─── Dataset records ───
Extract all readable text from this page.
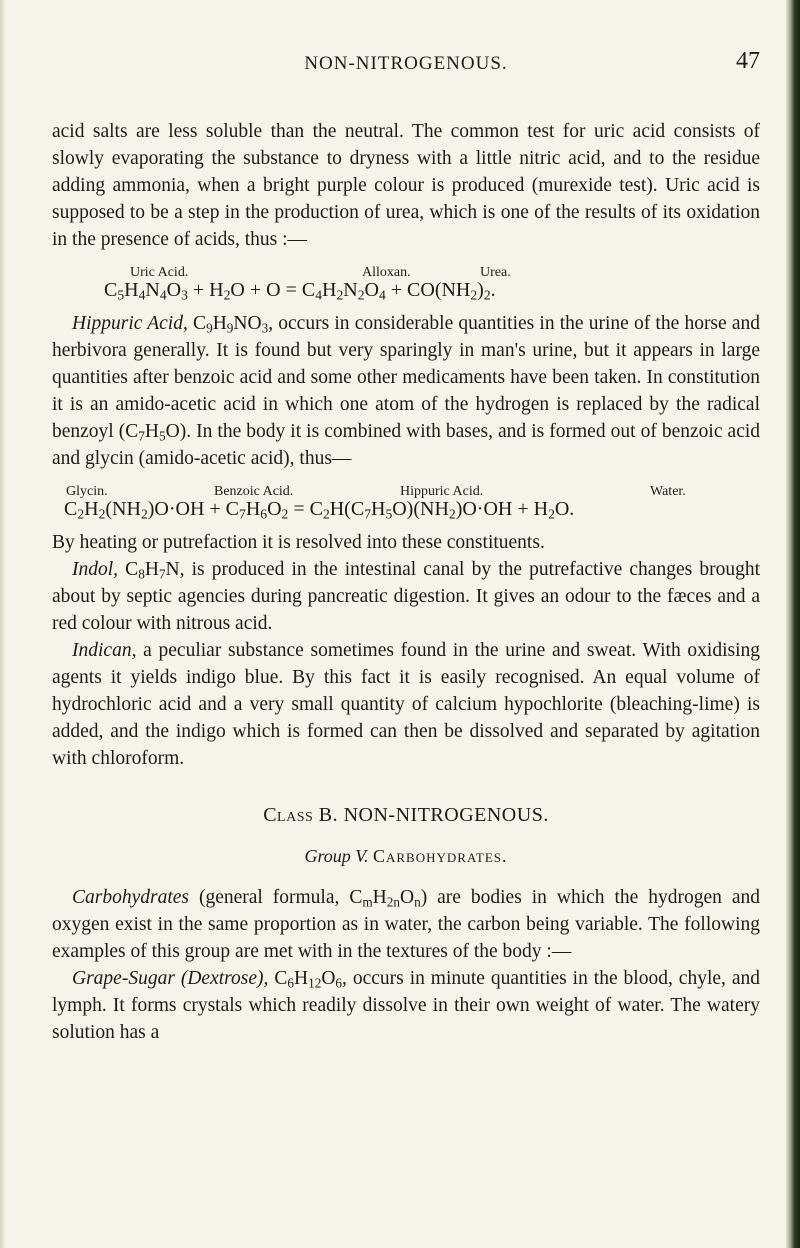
NON-NITROGENOUS.	47

acid salts are less soluble than the neutral. The common test for uric acid consists of slowly evaporating the substance to dryness with a little nitric acid, and to the residue adding ammonia, when a bright purple colour is produced (murexide test). Uric acid is supposed to be a step in the production of urea, which is one of the results of its oxidation in the presence of acids, thus :—

Uric Acid.	Alloxan.	Urea.
$C_5H_4N_4O_3 + H_2O + O = C_4H_2N_2O_4 + CO(NH_2)_2$.

Hippuric Acid, $C_9H_9NO_3$, occurs in considerable quantities in the urine of the horse and herbivora generally. It is found but very sparingly in man's urine, but it appears in large quantities after benzoic acid and some other medicaments have been taken. In constitution it is an amido-acetic acid in which one atom of the hydrogen is replaced by the radical benzoyl $(C_7H_5O)$. In the body it is combined with bases, and is formed out of benzoic acid and glycin (amido-acetic acid), thus—

Glycin.	Benzoic Acid.	Hippuric Acid.	Water.
$C_2H_2(NH_2)O\cdot OH + C_7H_6O_2 = C_2H(C_7H_5O)(NH_2)O\cdot OH + H_2O$.

By heating or putrefaction it is resolved into these constituents.

Indol, $C_8H_7N$, is produced in the intestinal canal by the putrefactive changes brought about by septic agencies during pancreatic digestion. It gives an odour to the fæces and a red colour with nitrous acid.

Indican, a peculiar substance sometimes found in the urine and sweat. With oxidising agents it yields indigo blue. By this fact it is easily recognised. An equal volume of hydrochloric acid and a very small quantity of calcium hypochlorite (bleaching-lime) is added, and the indigo which is formed can then be dissolved and separated by agitation with chloroform.

Class B. NON-NITROGENOUS.
Group V. Carbohydrates.

Carbohydrates (general formula, $C_mH_{2n}O_n$) are bodies in which the hydrogen and oxygen exist in the same proportion as in water, the carbon being variable. The following examples of this group are met with in the textures of the body :—

Grape-Sugar (Dextrose), $C_6H_{12}O_6$, occurs in minute quantities in the blood, chyle, and lymph. It forms crystals which readily dissolve in their own weight of water. The watery solution has a
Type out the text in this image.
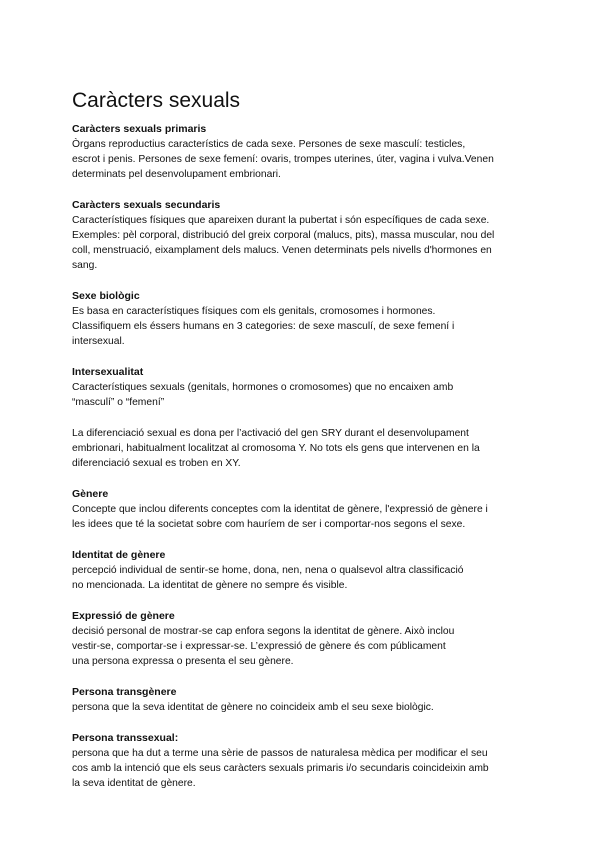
Caràcters sexuals

Caràcters sexuals primaris

Òrgans reproductius característics de cada sexe. Persones de sexe masculí: testicles,
escrot i penis. Persones de sexe femení: ovaris, trompes uterines, úter, vagina i vulva.Venen
determinats pel desenvolupament embrionari.

Caràcters sexuals secundaris

Característiques físiques que apareixen durant la pubertat i són específiques de cada sexe.
Exemples: pèl corporal, distribució del greix corporal (malucs, pits), massa muscular, nou del
coll, menstruació, eixamplament dels malucs. Venen determinats pels nivells d'hormones en
sang.

Sexe biològic

Es basa en característiques físiques com els genitals, cromosomes i hormones.
Classifiquem els éssers humans en 3 categories: de sexe masculí, de sexe femení i
intersexual.

Intersexualitat

Característiques sexuals (genitals, hormones o cromosomes) que no encaixen amb
“masculí” o “femení”

La diferenciació sexual es dona per l’activació del gen SRY durant el desenvolupament
embrionari, habitualment localitzat al cromosoma Y. No tots els gens que intervenen en la
diferenciació sexual es troben en XY.

Gènere

Concepte que inclou diferents conceptes com la identitat de gènere, l'expressió de gènere i
les idees que té la societat sobre com hauríem de ser i comportar-nos segons el sexe.

Identitat de gènere

percepció individual de sentir-se home, dona, nen, nena o qualsevol altra classificació
no mencionada. La identitat de gènere no sempre és visible.

Expressió de gènere

decisió personal de mostrar-se cap enfora segons la identitat de gènere. Això inclou
vestir-se, comportar-se i expressar-se. L’expressió de gènere és com públicament
una persona expressa o presenta el seu gènere.

Persona transgènere

persona que la seva identitat de gènere no coincideix amb el seu sexe biològic.

Persona transsexual:

persona que ha dut a terme una sèrie de passos de naturalesa mèdica per modificar el seu
cos amb la intenció que els seus caràcters sexuals primaris i/o secundaris coincideixin amb
la seva identitat de gènere.
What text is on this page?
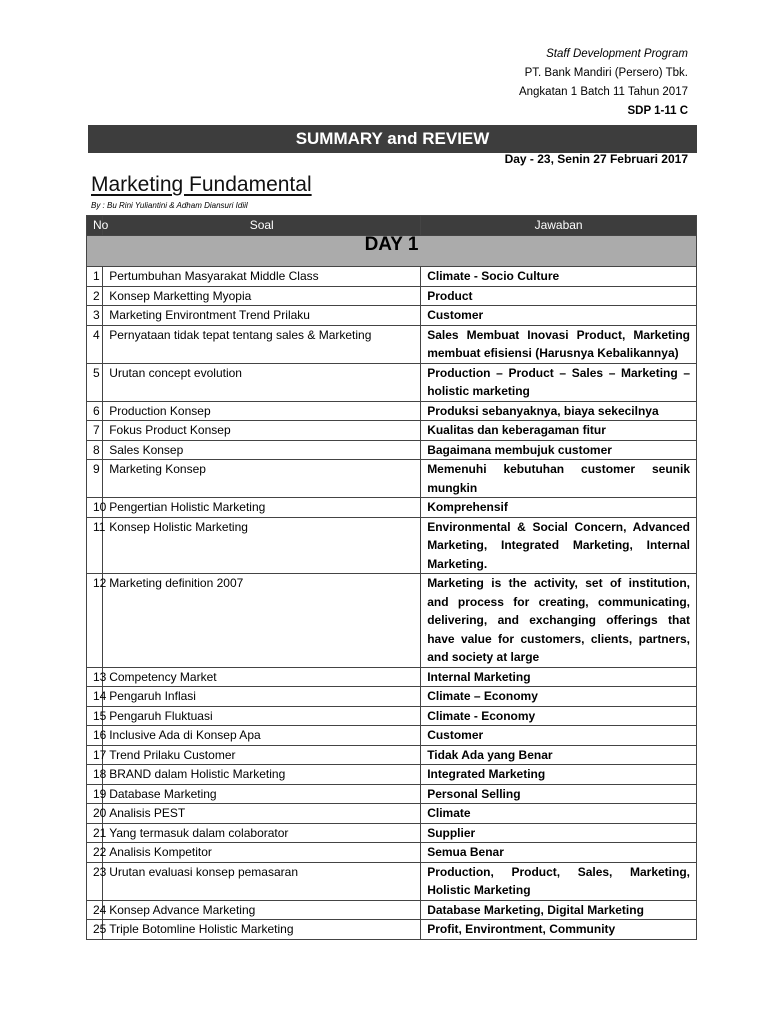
Staff Development Program
PT. Bank Mandiri (Persero) Tbk.
Angkatan 1 Batch 11 Tahun 2017
SDP 1-11 C
SUMMARY and REVIEW
Day - 23, Senin 27 Februari 2017
Marketing Fundamental
By : Bu Rini Yuliantini & Adham Diansuri Idiil
No	Soal	Jawaban
DAY 1		
1	Pertumbuhan Masyarakat Middle Class	Climate - Socio Culture
2	Konsep Marketting Myopia	Product
3	Marketing Environtment Trend Prilaku	Customer
4	Pernyataan tidak tepat tentang sales & Marketing	Sales Membuat Inovasi Product, Marketing membuat efisiensi (Harusnya Kebalikannya)
5	Urutan concept evolution	Production – Product – Sales – Marketing – holistic marketing
6	Production Konsep	Produksi sebanyaknya, biaya sekecilnya
7	Fokus Product Konsep	Kualitas dan keberagaman fitur
8	Sales Konsep	Bagaimana membujuk customer
9	Marketing Konsep	Memenuhi kebutuhan customer seunik mungkin
10	Pengertian Holistic Marketing	Komprehensif
11	Konsep Holistic Marketing	Environmental & Social Concern, Advanced Marketing, Integrated Marketing, Internal Marketing.
12	Marketing definition 2007	Marketing is the activity, set of institution, and process for creating, communicating, delivering, and exchanging offerings that have value for customers, clients, partners, and society at large
13	Competency Market	Internal Marketing
14	Pengaruh Inflasi	Climate – Economy
15	Pengaruh Fluktuasi	Climate - Economy
16	Inclusive Ada di Konsep Apa	Customer
17	Trend Prilaku Customer	Tidak Ada yang Benar
18	BRAND dalam Holistic Marketing	Integrated Marketing
19	Database Marketing	Personal Selling
20	Analisis PEST	Climate
21	Yang termasuk dalam colaborator	Supplier
22	Analisis Kompetitor	Semua Benar
23	Urutan evaluasi konsep pemasaran	Production, Product, Sales, Marketing, Holistic Marketing
24	Konsep Advance Marketing	Database Marketing, Digital Marketing
25	Triple Botomline Holistic Marketing	Profit, Environtment, Community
───
→ Job:
Using the material above, retype each entry exactly and omit the pictures.

→ Exercise answer:
Extract all readable text from this page.
NON-NITROGENOUS.	47

acid salts are less soluble than the neutral. The common test for uric acid consists of slowly evaporating the substance to dryness with a little nitric acid, and to the residue adding ammonia, when a bright purple colour is produced (murexide test). Uric acid is supposed to be a step in the production of urea, which is one of the results of its oxidation in the presence of acids, thus :—

Uric Acid.	Alloxan.	Urea.
$C_5H_4N_4O_3 + H_2O + O = C_4H_2N_2O_4 + CO(NH_2)_2$.

Hippuric Acid, $C_9H_9NO_3$, occurs in considerable quantities in the urine of the horse and herbivora generally. It is found but very sparingly in man's urine, but it appears in large quantities after benzoic acid and some other medicaments have been taken. In constitution it is an amido-acetic acid in which one atom of the hydrogen is replaced by the radical benzoyl $(C_7H_5O)$. In the body it is combined with bases, and is formed out of benzoic acid and glycin (amido-acetic acid), thus—

Glycin.	Benzoic Acid.	Hippuric Acid.	Water.
$C_2H_2(NH_2)O\cdot OH + C_7H_6O_2 = C_2H(C_7H_5O)(NH_2)O\cdot OH + H_2O$.

By heating or putrefaction it is resolved into these constituents.

Indol, $C_8H_7N$, is produced in the intestinal canal by the putrefactive changes brought about by septic agencies during pancreatic digestion. It gives an odour to the fæces and a red colour with nitrous acid.

Indican, a peculiar substance sometimes found in the urine and sweat. With oxidising agents it yields indigo blue. By this fact it is easily recognised. An equal volume of hydrochloric acid and a very small quantity of calcium hypochlorite (bleaching-lime) is added, and the indigo which is formed can then be dissolved and separated by agitation with chloroform.

Class B. NON-NITROGENOUS.
Group V. Carbohydrates.

Carbohydrates (general formula, $C_mH_{2n}O_n$) are bodies in which the hydrogen and oxygen exist in the same proportion as in water, the carbon being variable. The following examples of this group are met with in the textures of the body :—

Grape-Sugar (Dextrose), $C_6H_{12}O_6$, occurs in minute quantities in the blood, chyle, and lymph. It forms crystals which readily dissolve in their own weight of water. The watery solution has a
Type out the text in this image.
Caràcters sexuals

Caràcters sexuals primaris

Òrgans reproductius característics de cada sexe. Persones de sexe masculí: testicles,
escrot i penis. Persones de sexe femení: ovaris, trompes uterines, úter, vagina i vulva.Venen
determinats pel desenvolupament embrionari.

Caràcters sexuals secundaris

Característiques físiques que apareixen durant la pubertat i són específiques de cada sexe.
Exemples: pèl corporal, distribució del greix corporal (malucs, pits), massa muscular, nou del
coll, menstruació, eixamplament dels malucs. Venen determinats pels nivells d'hormones en
sang.

Sexe biològic

Es basa en característiques físiques com els genitals, cromosomes i hormones.
Classifiquem els éssers humans en 3 categories: de sexe masculí, de sexe femení i
intersexual.

Intersexualitat

Característiques sexuals (genitals, hormones o cromosomes) que no encaixen amb
“masculí” o “femení”

La diferenciació sexual es dona per l’activació del gen SRY durant el desenvolupament
embrionari, habitualment localitzat al cromosoma Y. No tots els gens que intervenen en la
diferenciació sexual es troben en XY.

Gènere

Concepte que inclou diferents conceptes com la identitat de gènere, l'expressió de gènere i
les idees que té la societat sobre com hauríem de ser i comportar-nos segons el sexe.

Identitat de gènere

percepció individual de sentir-se home, dona, nen, nena o qualsevol altra classificació
no mencionada. La identitat de gènere no sempre és visible.

Expressió de gènere

decisió personal de mostrar-se cap enfora segons la identitat de gènere. Això inclou
vestir-se, comportar-se i expressar-se. L’expressió de gènere és com públicament
una persona expressa o presenta el seu gènere.

Persona transgènere

persona que la seva identitat de gènere no coincideix amb el seu sexe biològic.

Persona transsexual:

persona que ha dut a terme una sèrie de passos de naturalesa mèdica per modificar el seu
cos amb la intenció que els seus caràcters sexuals primaris i/o secundaris coincideixin amb
la seva identitat de gènere.
What text is on this page?
Staff Development Program
PT. Bank Mandiri (Persero) Tbk.
Angkatan 1 Batch 11 Tahun 2017
SDP 1-11 C
SUMMARY and REVIEW
Day - 23, Senin 27 Februari 2017
Marketing Fundamental
By : Bu Rini Yuliantini & Adham Diansuri Idiil
No	Soal	Jawaban
DAY 1		
1	Pertumbuhan Masyarakat Middle Class	Climate - Socio Culture
2	Konsep Marketting Myopia	Product
3	Marketing Environtment Trend Prilaku	Customer
4	Pernyataan tidak tepat tentang sales & Marketing	Sales Membuat Inovasi Product, Marketing membuat efisiensi (Harusnya Kebalikannya)
5	Urutan concept evolution	Production – Product – Sales – Marketing – holistic marketing
6	Production Konsep	Produksi sebanyaknya, biaya sekecilnya
7	Fokus Product Konsep	Kualitas dan keberagaman fitur
8	Sales Konsep	Bagaimana membujuk customer
9	Marketing Konsep	Memenuhi kebutuhan customer seunik mungkin
10	Pengertian Holistic Marketing	Komprehensif
11	Konsep Holistic Marketing	Environmental & Social Concern, Advanced Marketing, Integrated Marketing, Internal Marketing.
12	Marketing definition 2007	Marketing is the activity, set of institution, and process for creating, communicating, delivering, and exchanging offerings that have value for customers, clients, partners, and society at large
13	Competency Market	Internal Marketing
14	Pengaruh Inflasi	Climate – Economy
15	Pengaruh Fluktuasi	Climate - Economy
16	Inclusive Ada di Konsep Apa	Customer
17	Trend Prilaku Customer	Tidak Ada yang Benar
18	BRAND dalam Holistic Marketing	Integrated Marketing
19	Database Marketing	Personal Selling
20	Analisis PEST	Climate
21	Yang termasuk dalam colaborator	Supplier
22	Analisis Kompetitor	Semua Benar
23	Urutan evaluasi konsep pemasaran	Production, Product, Sales, Marketing, Holistic Marketing
24	Konsep Advance Marketing	Database Marketing, Digital Marketing
25	Triple Botomline Holistic Marketing	Profit, Environtment, Community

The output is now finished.